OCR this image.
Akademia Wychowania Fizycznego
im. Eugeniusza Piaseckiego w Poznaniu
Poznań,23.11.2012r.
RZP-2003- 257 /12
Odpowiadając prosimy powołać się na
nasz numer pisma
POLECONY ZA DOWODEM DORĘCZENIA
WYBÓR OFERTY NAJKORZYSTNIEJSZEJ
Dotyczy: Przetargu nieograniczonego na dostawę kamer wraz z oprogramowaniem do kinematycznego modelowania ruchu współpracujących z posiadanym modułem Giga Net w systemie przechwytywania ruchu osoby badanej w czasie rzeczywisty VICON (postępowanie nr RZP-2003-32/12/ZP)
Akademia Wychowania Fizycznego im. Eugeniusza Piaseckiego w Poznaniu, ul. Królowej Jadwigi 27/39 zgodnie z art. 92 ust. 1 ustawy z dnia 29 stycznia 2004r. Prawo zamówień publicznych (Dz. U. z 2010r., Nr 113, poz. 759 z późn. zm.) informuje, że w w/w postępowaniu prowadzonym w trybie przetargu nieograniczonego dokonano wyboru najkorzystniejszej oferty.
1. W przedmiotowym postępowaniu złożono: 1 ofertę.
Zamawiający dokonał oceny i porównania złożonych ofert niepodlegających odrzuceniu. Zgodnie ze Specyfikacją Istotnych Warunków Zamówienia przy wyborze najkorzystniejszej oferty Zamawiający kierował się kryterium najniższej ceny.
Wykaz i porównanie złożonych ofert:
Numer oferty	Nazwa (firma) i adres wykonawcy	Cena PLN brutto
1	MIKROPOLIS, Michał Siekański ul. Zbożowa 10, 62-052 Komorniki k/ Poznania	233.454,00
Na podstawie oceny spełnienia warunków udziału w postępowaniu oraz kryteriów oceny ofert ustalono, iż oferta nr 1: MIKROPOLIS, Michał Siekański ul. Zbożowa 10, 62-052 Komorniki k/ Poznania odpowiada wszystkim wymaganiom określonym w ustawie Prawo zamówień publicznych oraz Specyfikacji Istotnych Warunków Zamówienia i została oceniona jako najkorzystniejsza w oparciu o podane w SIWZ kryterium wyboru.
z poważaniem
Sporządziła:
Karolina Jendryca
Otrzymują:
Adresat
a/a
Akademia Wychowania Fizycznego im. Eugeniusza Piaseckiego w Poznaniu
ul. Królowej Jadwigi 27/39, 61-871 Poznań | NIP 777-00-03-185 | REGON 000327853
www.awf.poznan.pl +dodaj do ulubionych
· · ·
▶ Task goal: Gather every line from the listing above in which the word "Poznań" appears.

▶ Output of the task:
Poznań,23.11.2012r.
ul. Królowej Jadwigi 27/39, 61-871 Poznań | NIP 777-00-03-185 | REGON 000327853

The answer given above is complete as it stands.